* _Requirement_
Write out each line exactly as given. Leave the pictures out of your copy.

+++ Extracted entries +++

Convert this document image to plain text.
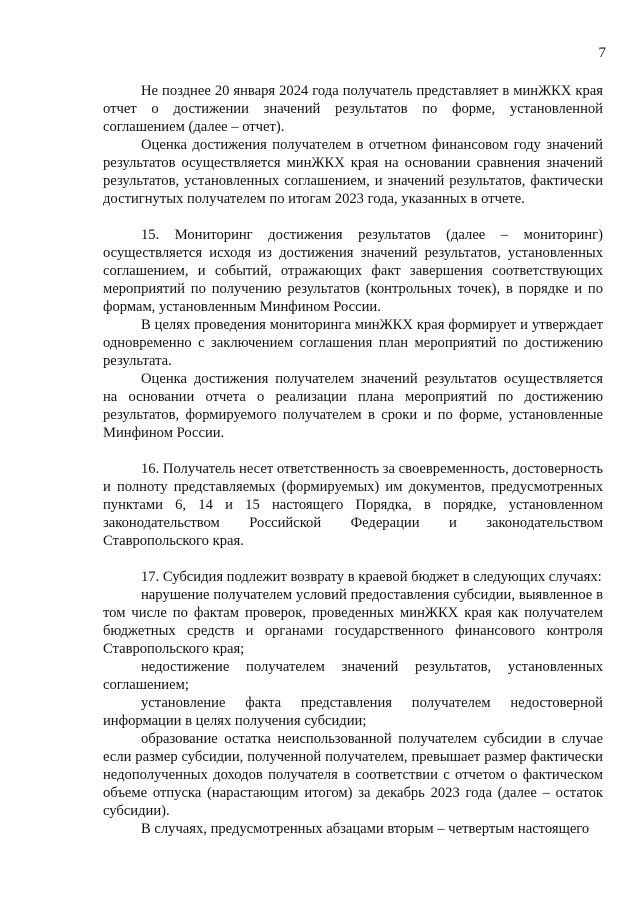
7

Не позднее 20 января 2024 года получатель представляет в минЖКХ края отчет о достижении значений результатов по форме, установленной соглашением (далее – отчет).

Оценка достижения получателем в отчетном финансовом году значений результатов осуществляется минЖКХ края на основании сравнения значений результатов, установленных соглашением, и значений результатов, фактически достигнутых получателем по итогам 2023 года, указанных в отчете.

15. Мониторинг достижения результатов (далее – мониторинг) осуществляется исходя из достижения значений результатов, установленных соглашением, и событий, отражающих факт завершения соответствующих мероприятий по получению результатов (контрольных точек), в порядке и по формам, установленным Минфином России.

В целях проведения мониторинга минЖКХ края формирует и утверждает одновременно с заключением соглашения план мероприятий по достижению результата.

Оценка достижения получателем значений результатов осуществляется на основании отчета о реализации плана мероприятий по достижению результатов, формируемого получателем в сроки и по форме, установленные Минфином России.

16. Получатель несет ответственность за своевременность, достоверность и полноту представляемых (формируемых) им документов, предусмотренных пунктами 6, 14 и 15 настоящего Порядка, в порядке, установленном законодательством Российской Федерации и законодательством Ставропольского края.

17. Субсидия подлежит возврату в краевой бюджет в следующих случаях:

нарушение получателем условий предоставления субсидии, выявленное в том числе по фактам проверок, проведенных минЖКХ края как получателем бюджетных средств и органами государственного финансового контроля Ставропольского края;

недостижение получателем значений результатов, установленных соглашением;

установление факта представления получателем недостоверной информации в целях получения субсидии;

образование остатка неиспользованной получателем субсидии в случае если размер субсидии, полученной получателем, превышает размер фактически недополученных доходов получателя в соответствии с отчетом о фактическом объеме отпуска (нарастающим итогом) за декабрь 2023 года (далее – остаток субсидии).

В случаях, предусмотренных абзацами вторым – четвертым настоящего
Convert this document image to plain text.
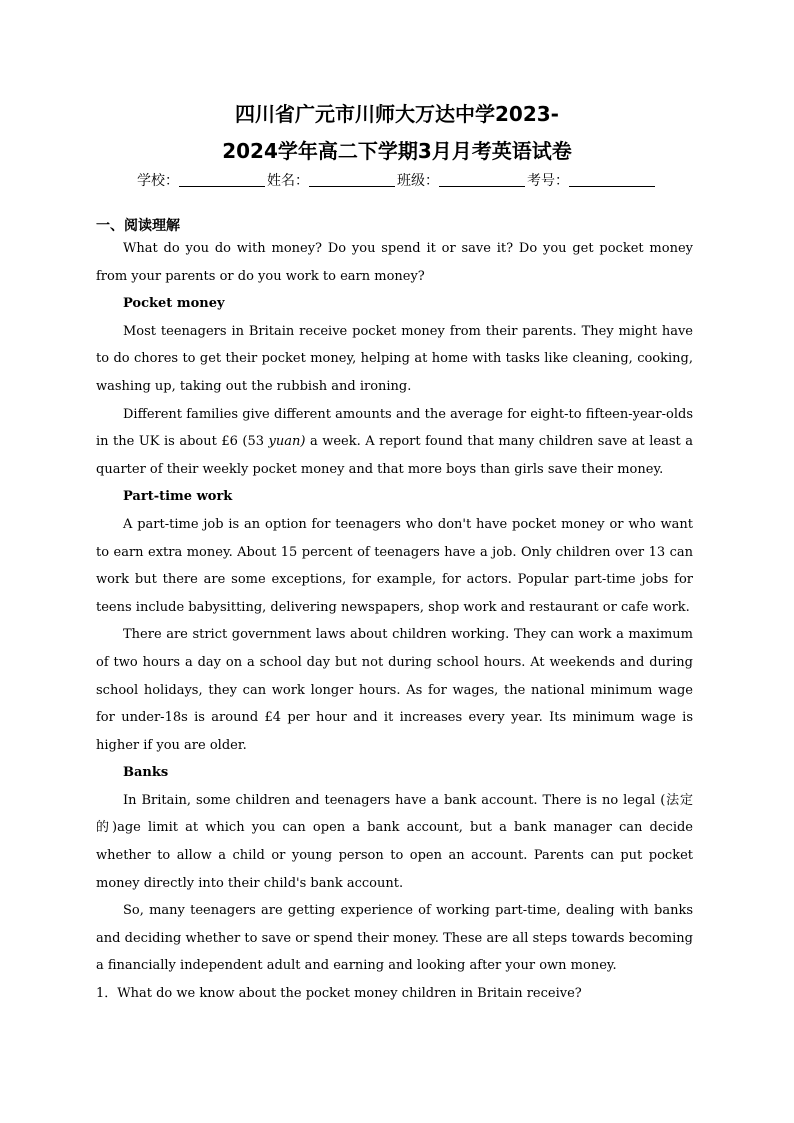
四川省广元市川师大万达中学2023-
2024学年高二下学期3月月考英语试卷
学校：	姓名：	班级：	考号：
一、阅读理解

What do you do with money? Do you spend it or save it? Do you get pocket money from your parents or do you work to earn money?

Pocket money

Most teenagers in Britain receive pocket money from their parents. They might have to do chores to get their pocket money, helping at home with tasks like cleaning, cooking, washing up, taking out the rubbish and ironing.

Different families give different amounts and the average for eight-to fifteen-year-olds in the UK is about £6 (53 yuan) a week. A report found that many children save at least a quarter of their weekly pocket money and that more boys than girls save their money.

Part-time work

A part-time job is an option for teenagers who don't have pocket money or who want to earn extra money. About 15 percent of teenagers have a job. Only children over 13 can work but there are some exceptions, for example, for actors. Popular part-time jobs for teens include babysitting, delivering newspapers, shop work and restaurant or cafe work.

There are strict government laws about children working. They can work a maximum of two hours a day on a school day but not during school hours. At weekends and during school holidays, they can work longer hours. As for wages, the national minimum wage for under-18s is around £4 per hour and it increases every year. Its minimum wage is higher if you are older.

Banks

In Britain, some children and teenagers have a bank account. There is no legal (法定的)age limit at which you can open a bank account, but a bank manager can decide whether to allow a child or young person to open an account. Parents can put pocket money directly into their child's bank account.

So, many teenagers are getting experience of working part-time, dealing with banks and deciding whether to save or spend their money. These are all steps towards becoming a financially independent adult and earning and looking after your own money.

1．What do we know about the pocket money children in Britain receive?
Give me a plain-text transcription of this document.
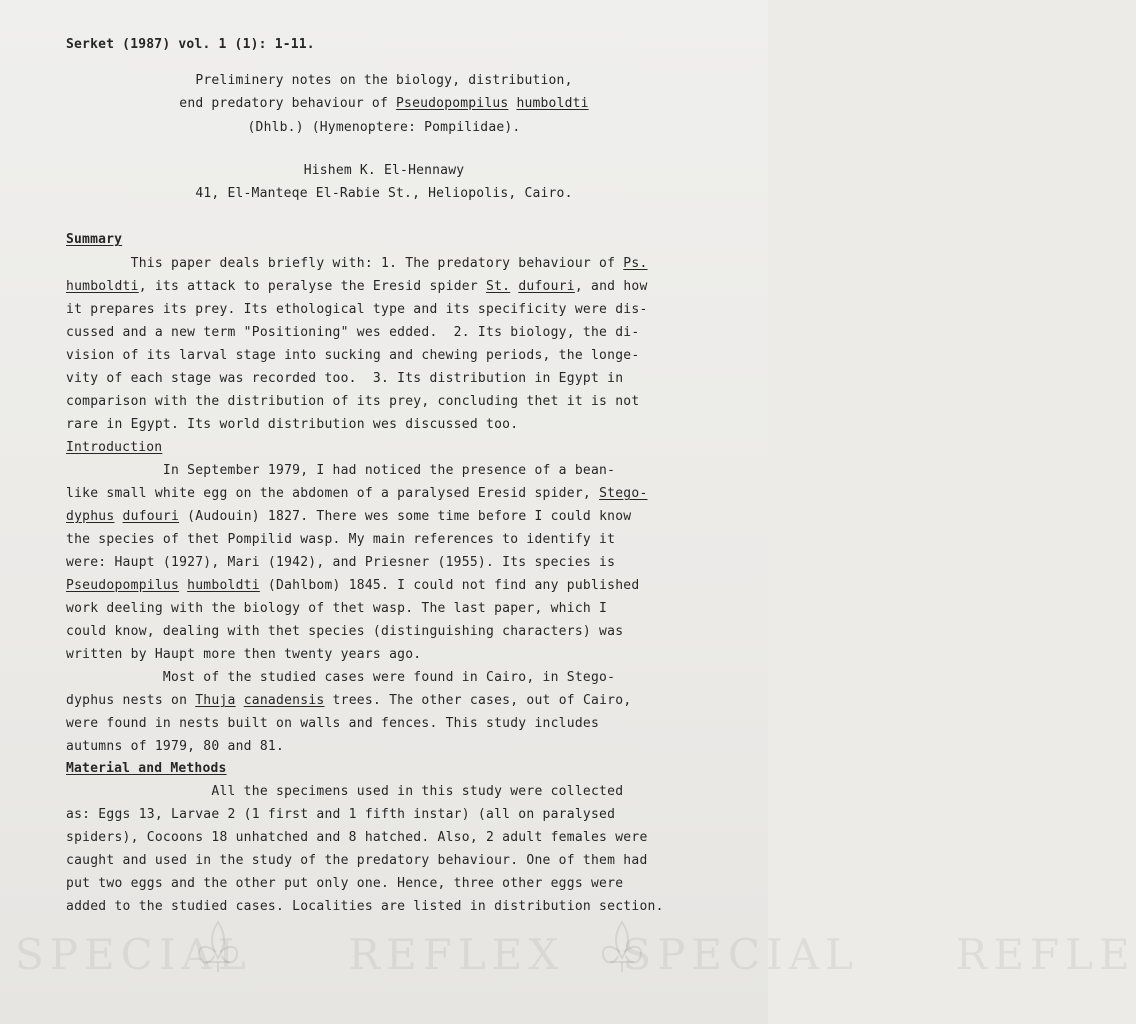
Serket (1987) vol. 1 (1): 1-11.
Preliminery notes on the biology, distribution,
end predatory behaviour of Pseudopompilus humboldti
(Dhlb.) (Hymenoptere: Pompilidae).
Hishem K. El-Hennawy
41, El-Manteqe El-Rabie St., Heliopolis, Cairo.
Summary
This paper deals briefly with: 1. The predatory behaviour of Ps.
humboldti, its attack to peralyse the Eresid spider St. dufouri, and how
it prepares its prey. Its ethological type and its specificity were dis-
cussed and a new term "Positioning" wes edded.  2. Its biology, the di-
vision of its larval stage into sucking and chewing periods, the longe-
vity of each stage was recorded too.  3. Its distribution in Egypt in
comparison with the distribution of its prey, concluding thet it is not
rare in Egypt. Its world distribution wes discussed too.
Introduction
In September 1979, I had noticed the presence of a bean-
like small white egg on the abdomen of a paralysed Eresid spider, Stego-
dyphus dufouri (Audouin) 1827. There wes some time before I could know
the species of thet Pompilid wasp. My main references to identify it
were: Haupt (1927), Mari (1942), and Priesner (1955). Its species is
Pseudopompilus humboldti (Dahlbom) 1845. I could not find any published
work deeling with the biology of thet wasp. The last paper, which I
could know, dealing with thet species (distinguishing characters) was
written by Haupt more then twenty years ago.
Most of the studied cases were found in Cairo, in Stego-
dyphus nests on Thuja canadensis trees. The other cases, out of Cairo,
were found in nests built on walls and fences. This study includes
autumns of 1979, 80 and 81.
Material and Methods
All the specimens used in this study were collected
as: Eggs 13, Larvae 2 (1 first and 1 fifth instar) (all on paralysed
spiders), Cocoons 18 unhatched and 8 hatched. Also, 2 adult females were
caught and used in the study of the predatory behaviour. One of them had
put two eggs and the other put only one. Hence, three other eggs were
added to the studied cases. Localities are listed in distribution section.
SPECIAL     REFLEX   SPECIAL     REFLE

+++

* _Task response_
Convert this document image to plain text.
7

Не позднее 20 января 2024 года получатель представляет в минЖКХ края отчет о достижении значений результатов по форме, установленной соглашением (далее – отчет).

Оценка достижения получателем в отчетном финансовом году значений результатов осуществляется минЖКХ края на основании сравнения значений результатов, установленных соглашением, и значений результатов, фактически достигнутых получателем по итогам 2023 года, указанных в отчете.

15. Мониторинг достижения результатов (далее – мониторинг) осуществляется исходя из достижения значений результатов, установленных соглашением, и событий, отражающих факт завершения соответствующих мероприятий по получению результатов (контрольных точек), в порядке и по формам, установленным Минфином России.

В целях проведения мониторинга минЖКХ края формирует и утверждает одновременно с заключением соглашения план мероприятий по достижению результата.

Оценка достижения получателем значений результатов осуществляется на основании отчета о реализации плана мероприятий по достижению результатов, формируемого получателем в сроки и по форме, установленные Минфином России.

16. Получатель несет ответственность за своевременность, достоверность и полноту представляемых (формируемых) им документов, предусмотренных пунктами 6, 14 и 15 настоящего Порядка, в порядке, установленном законодательством Российской Федерации и законодательством Ставропольского края.

17. Субсидия подлежит возврату в краевой бюджет в следующих случаях:

нарушение получателем условий предоставления субсидии, выявленное в том числе по фактам проверок, проведенных минЖКХ края как получателем бюджетных средств и органами государственного финансового контроля Ставропольского края;

недостижение получателем значений результатов, установленных соглашением;

установление факта представления получателем недостоверной информации в целях получения субсидии;

образование остатка неиспользованной получателем субсидии в случае если размер субсидии, полученной получателем, превышает размер фактически недополученных доходов получателя в соответствии с отчетом о фактическом объеме отпуска (нарастающим итогом) за декабрь 2023 года (далее – остаток субсидии).

В случаях, предусмотренных абзацами вторым – четвертым настоящего
Convert this document image to plain text.
四川省广元市川师大万达中学2023-
2024学年高二下学期3月月考英语试卷
学校：	姓名：	班级：	考号：
一、阅读理解

What do you do with money? Do you spend it or save it? Do you get pocket money from your parents or do you work to earn money?

Pocket money

Most teenagers in Britain receive pocket money from their parents. They might have to do chores to get their pocket money, helping at home with tasks like cleaning, cooking, washing up, taking out the rubbish and ironing.

Different families give different amounts and the average for eight-to fifteen-year-olds in the UK is about £6 (53 yuan) a week. A report found that many children save at least a quarter of their weekly pocket money and that more boys than girls save their money.

Part-time work

A part-time job is an option for teenagers who don't have pocket money or who want to earn extra money. About 15 percent of teenagers have a job. Only children over 13 can work but there are some exceptions, for example, for actors. Popular part-time jobs for teens include babysitting, delivering newspapers, shop work and restaurant or cafe work.

There are strict government laws about children working. They can work a maximum of two hours a day on a school day but not during school hours. At weekends and during school holidays, they can work longer hours. As for wages, the national minimum wage for under-18s is around £4 per hour and it increases every year. Its minimum wage is higher if you are older.

Banks

In Britain, some children and teenagers have a bank account. There is no legal (法定的)age limit at which you can open a bank account, but a bank manager can decide whether to allow a child or young person to open an account. Parents can put pocket money directly into their child's bank account.

So, many teenagers are getting experience of working part-time, dealing with banks and deciding whether to save or spend their money. These are all steps towards becoming a financially independent adult and earning and looking after your own money.

1．What do we know about the pocket money children in Britain receive?
Give me a plain-text transcription of this document.
Serket (1987) vol. 1 (1): 1-11.
Preliminery notes on the biology, distribution,
end predatory behaviour of Pseudopompilus humboldti
(Dhlb.) (Hymenoptere: Pompilidae).
Hishem K. El-Hennawy
41, El-Manteqe El-Rabie St., Heliopolis, Cairo.
Summary
This paper deals briefly with: 1. The predatory behaviour of Ps.
humboldti, its attack to peralyse the Eresid spider St. dufouri, and how
it prepares its prey. Its ethological type and its specificity were dis-
cussed and a new term "Positioning" wes edded.  2. Its biology, the di-
vision of its larval stage into sucking and chewing periods, the longe-
vity of each stage was recorded too.  3. Its distribution in Egypt in
comparison with the distribution of its prey, concluding thet it is not
rare in Egypt. Its world distribution wes discussed too.
Introduction
In September 1979, I had noticed the presence of a bean-
like small white egg on the abdomen of a paralysed Eresid spider, Stego-
dyphus dufouri (Audouin) 1827. There wes some time before I could know
the species of thet Pompilid wasp. My main references to identify it
were: Haupt (1927), Mari (1942), and Priesner (1955). Its species is
Pseudopompilus humboldti (Dahlbom) 1845. I could not find any published
work deeling with the biology of thet wasp. The last paper, which I
could know, dealing with thet species (distinguishing characters) was
written by Haupt more then twenty years ago.
Most of the studied cases were found in Cairo, in Stego-
dyphus nests on Thuja canadensis trees. The other cases, out of Cairo,
were found in nests built on walls and fences. This study includes
autumns of 1979, 80 and 81.
Material and Methods
All the specimens used in this study were collected
as: Eggs 13, Larvae 2 (1 first and 1 fifth instar) (all on paralysed
spiders), Cocoons 18 unhatched and 8 hatched. Also, 2 adult females were
caught and used in the study of the predatory behaviour. One of them had
put two eggs and the other put only one. Hence, three other eggs were
added to the studied cases. Localities are listed in distribution section.
SPECIAL     REFLEX   SPECIAL     REFLE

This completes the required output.